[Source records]
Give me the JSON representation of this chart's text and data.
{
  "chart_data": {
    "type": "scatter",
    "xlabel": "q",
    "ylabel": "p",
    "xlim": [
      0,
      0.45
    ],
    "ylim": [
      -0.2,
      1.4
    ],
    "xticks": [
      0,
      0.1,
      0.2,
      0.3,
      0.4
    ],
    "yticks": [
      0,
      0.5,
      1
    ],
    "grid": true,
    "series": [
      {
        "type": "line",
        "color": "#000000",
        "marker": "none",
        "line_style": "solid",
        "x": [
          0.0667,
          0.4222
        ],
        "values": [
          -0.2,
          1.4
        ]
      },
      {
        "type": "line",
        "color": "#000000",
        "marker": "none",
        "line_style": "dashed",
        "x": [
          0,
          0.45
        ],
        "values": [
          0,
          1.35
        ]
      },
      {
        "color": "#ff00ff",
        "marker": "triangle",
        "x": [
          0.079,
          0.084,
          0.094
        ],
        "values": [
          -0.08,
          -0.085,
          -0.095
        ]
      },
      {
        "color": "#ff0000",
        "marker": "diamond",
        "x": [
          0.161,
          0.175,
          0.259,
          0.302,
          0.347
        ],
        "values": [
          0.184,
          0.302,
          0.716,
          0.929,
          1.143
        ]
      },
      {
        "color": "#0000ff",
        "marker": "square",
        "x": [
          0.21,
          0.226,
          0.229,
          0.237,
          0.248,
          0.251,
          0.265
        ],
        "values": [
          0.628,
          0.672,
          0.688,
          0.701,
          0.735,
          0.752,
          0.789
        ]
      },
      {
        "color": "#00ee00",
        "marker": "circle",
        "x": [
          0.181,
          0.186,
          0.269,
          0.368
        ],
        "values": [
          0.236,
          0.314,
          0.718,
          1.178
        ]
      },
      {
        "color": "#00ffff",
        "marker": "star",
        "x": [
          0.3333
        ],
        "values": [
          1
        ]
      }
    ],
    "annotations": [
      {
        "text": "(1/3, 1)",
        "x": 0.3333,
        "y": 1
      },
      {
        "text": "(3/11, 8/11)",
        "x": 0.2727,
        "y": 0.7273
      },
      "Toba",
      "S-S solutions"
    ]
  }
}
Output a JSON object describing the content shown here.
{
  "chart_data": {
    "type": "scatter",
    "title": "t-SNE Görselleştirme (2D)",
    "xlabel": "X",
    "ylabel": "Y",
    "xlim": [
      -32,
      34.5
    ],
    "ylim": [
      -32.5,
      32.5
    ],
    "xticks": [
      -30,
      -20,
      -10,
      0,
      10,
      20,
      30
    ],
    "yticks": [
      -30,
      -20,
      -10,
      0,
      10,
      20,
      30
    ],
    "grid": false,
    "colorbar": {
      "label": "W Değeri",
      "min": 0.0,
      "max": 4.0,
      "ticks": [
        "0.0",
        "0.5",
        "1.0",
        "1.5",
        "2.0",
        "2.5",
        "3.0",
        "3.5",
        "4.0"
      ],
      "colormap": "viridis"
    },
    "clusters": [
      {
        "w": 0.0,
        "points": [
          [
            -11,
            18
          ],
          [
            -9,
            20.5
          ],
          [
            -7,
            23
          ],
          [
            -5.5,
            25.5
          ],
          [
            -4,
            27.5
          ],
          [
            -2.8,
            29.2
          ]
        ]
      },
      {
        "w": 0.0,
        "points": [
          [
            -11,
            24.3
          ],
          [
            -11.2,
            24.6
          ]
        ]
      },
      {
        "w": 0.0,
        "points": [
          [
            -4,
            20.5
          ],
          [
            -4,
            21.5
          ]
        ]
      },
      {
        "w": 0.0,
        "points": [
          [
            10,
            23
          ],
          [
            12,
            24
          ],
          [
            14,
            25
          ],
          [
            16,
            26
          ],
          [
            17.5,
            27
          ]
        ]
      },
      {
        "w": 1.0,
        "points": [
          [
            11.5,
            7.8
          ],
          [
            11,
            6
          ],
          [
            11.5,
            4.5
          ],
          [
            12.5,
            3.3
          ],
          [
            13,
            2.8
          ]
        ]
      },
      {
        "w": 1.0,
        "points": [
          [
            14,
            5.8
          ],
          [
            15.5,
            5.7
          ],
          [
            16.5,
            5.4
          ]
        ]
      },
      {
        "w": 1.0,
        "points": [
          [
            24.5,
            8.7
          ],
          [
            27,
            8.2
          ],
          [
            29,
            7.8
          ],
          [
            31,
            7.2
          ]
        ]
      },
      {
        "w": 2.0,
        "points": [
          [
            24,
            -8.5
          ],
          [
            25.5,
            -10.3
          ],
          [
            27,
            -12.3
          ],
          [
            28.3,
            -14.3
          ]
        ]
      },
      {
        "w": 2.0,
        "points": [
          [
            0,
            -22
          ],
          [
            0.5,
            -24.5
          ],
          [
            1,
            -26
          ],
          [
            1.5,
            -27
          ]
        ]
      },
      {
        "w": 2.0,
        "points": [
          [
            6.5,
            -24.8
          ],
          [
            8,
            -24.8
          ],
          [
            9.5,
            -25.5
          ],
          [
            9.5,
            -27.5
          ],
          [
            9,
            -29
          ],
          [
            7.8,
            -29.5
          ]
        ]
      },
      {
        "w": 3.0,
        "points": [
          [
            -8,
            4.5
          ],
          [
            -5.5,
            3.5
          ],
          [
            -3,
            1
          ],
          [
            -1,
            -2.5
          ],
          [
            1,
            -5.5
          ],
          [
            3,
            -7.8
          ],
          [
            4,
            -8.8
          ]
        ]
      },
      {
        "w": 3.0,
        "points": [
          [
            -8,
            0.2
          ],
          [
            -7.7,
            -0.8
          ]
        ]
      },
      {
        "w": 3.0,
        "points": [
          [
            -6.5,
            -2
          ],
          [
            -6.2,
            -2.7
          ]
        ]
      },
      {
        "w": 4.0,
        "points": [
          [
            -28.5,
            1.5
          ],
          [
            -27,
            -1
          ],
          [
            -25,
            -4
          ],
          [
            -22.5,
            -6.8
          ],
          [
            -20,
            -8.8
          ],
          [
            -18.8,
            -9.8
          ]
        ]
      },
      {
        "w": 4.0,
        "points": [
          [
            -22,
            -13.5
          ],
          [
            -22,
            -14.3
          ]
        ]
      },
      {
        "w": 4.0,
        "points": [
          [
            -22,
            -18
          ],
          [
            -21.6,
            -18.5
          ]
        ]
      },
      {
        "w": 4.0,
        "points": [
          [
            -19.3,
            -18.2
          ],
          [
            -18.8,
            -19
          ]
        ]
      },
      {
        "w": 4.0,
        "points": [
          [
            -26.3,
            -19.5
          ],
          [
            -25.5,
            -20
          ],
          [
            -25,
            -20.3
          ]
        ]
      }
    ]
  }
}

▶ **Exercise brief**
Copy out the whole listing, exactly as written.

▶ **Expected answer**
Give me the JSON representation of this chart's text and data.
{
  "chart_data": {
    "type": "scatter",
    "xlabel": "q",
    "ylabel": "p",
    "xlim": [
      0,
      0.45
    ],
    "ylim": [
      -0.2,
      1.4
    ],
    "xticks": [
      0,
      0.1,
      0.2,
      0.3,
      0.4
    ],
    "yticks": [
      0,
      0.5,
      1
    ],
    "grid": true,
    "series": [
      {
        "type": "line",
        "color": "#000000",
        "marker": "none",
        "line_style": "solid",
        "x": [
          0.0667,
          0.4222
        ],
        "values": [
          -0.2,
          1.4
        ]
      },
      {
        "type": "line",
        "color": "#000000",
        "marker": "none",
        "line_style": "dashed",
        "x": [
          0,
          0.45
        ],
        "values": [
          0,
          1.35
        ]
      },
      {
        "color": "#ff00ff",
        "marker": "triangle",
        "x": [
          0.079,
          0.084,
          0.094
        ],
        "values": [
          -0.08,
          -0.085,
          -0.095
        ]
      },
      {
        "color": "#ff0000",
        "marker": "diamond",
        "x": [
          0.161,
          0.175,
          0.259,
          0.302,
          0.347
        ],
        "values": [
          0.184,
          0.302,
          0.716,
          0.929,
          1.143
        ]
      },
      {
        "color": "#0000ff",
        "marker": "square",
        "x": [
          0.21,
          0.226,
          0.229,
          0.237,
          0.248,
          0.251,
          0.265
        ],
        "values": [
          0.628,
          0.672,
          0.688,
          0.701,
          0.735,
          0.752,
          0.789
        ]
      },
      {
        "color": "#00ee00",
        "marker": "circle",
        "x": [
          0.181,
          0.186,
          0.269,
          0.368
        ],
        "values": [
          0.236,
          0.314,
          0.718,
          1.178
        ]
      },
      {
        "color": "#00ffff",
        "marker": "star",
        "x": [
          0.3333
        ],
        "values": [
          1
        ]
      }
    ],
    "annotations": [
      {
        "text": "(1/3, 1)",
        "x": 0.3333,
        "y": 1
      },
      {
        "text": "(3/11, 8/11)",
        "x": 0.2727,
        "y": 0.7273
      },
      "Toba",
      "S-S solutions"
    ]
  }
}
Output a JSON object describing the content shown here.
{
  "chart_data": {
    "type": "scatter",
    "title": "t-SNE Görselleştirme (2D)",
    "xlabel": "X",
    "ylabel": "Y",
    "xlim": [
      -32,
      34.5
    ],
    "ylim": [
      -32.5,
      32.5
    ],
    "xticks": [
      -30,
      -20,
      -10,
      0,
      10,
      20,
      30
    ],
    "yticks": [
      -30,
      -20,
      -10,
      0,
      10,
      20,
      30
    ],
    "grid": false,
    "colorbar": {
      "label": "W Değeri",
      "min": 0.0,
      "max": 4.0,
      "ticks": [
        "0.0",
        "0.5",
        "1.0",
        "1.5",
        "2.0",
        "2.5",
        "3.0",
        "3.5",
        "4.0"
      ],
      "colormap": "viridis"
    },
    "clusters": [
      {
        "w": 0.0,
        "points": [
          [
            -11,
            18
          ],
          [
            -9,
            20.5
          ],
          [
            -7,
            23
          ],
          [
            -5.5,
            25.5
          ],
          [
            -4,
            27.5
          ],
          [
            -2.8,
            29.2
          ]
        ]
      },
      {
        "w": 0.0,
        "points": [
          [
            -11,
            24.3
          ],
          [
            -11.2,
            24.6
          ]
        ]
      },
      {
        "w": 0.0,
        "points": [
          [
            -4,
            20.5
          ],
          [
            -4,
            21.5
          ]
        ]
      },
      {
        "w": 0.0,
        "points": [
          [
            10,
            23
          ],
          [
            12,
            24
          ],
          [
            14,
            25
          ],
          [
            16,
            26
          ],
          [
            17.5,
            27
          ]
        ]
      },
      {
        "w": 1.0,
        "points": [
          [
            11.5,
            7.8
          ],
          [
            11,
            6
          ],
          [
            11.5,
            4.5
          ],
          [
            12.5,
            3.3
          ],
          [
            13,
            2.8
          ]
        ]
      },
      {
        "w": 1.0,
        "points": [
          [
            14,
            5.8
          ],
          [
            15.5,
            5.7
          ],
          [
            16.5,
            5.4
          ]
        ]
      },
      {
        "w": 1.0,
        "points": [
          [
            24.5,
            8.7
          ],
          [
            27,
            8.2
          ],
          [
            29,
            7.8
          ],
          [
            31,
            7.2
          ]
        ]
      },
      {
        "w": 2.0,
        "points": [
          [
            24,
            -8.5
          ],
          [
            25.5,
            -10.3
          ],
          [
            27,
            -12.3
          ],
          [
            28.3,
            -14.3
          ]
        ]
      },
      {
        "w": 2.0,
        "points": [
          [
            0,
            -22
          ],
          [
            0.5,
            -24.5
          ],
          [
            1,
            -26
          ],
          [
            1.5,
            -27
          ]
        ]
      },
      {
        "w": 2.0,
        "points": [
          [
            6.5,
            -24.8
          ],
          [
            8,
            -24.8
          ],
          [
            9.5,
            -25.5
          ],
          [
            9.5,
            -27.5
          ],
          [
            9,
            -29
          ],
          [
            7.8,
            -29.5
          ]
        ]
      },
      {
        "w": 3.0,
        "points": [
          [
            -8,
            4.5
          ],
          [
            -5.5,
            3.5
          ],
          [
            -3,
            1
          ],
          [
            -1,
            -2.5
          ],
          [
            1,
            -5.5
          ],
          [
            3,
            -7.8
          ],
          [
            4,
            -8.8
          ]
        ]
      },
      {
        "w": 3.0,
        "points": [
          [
            -8,
            0.2
          ],
          [
            -7.7,
            -0.8
          ]
        ]
      },
      {
        "w": 3.0,
        "points": [
          [
            -6.5,
            -2
          ],
          [
            -6.2,
            -2.7
          ]
        ]
      },
      {
        "w": 4.0,
        "points": [
          [
            -28.5,
            1.5
          ],
          [
            -27,
            -1
          ],
          [
            -25,
            -4
          ],
          [
            -22.5,
            -6.8
          ],
          [
            -20,
            -8.8
          ],
          [
            -18.8,
            -9.8
          ]
        ]
      },
      {
        "w": 4.0,
        "points": [
          [
            -22,
            -13.5
          ],
          [
            -22,
            -14.3
          ]
        ]
      },
      {
        "w": 4.0,
        "points": [
          [
            -22,
            -18
          ],
          [
            -21.6,
            -18.5
          ]
        ]
      },
      {
        "w": 4.0,
        "points": [
          [
            -19.3,
            -18.2
          ],
          [
            -18.8,
            -19
          ]
        ]
      },
      {
        "w": 4.0,
        "points": [
          [
            -26.3,
            -19.5
          ],
          [
            -25.5,
            -20
          ],
          [
            -25,
            -20.3
          ]
        ]
      }
    ]
  }
}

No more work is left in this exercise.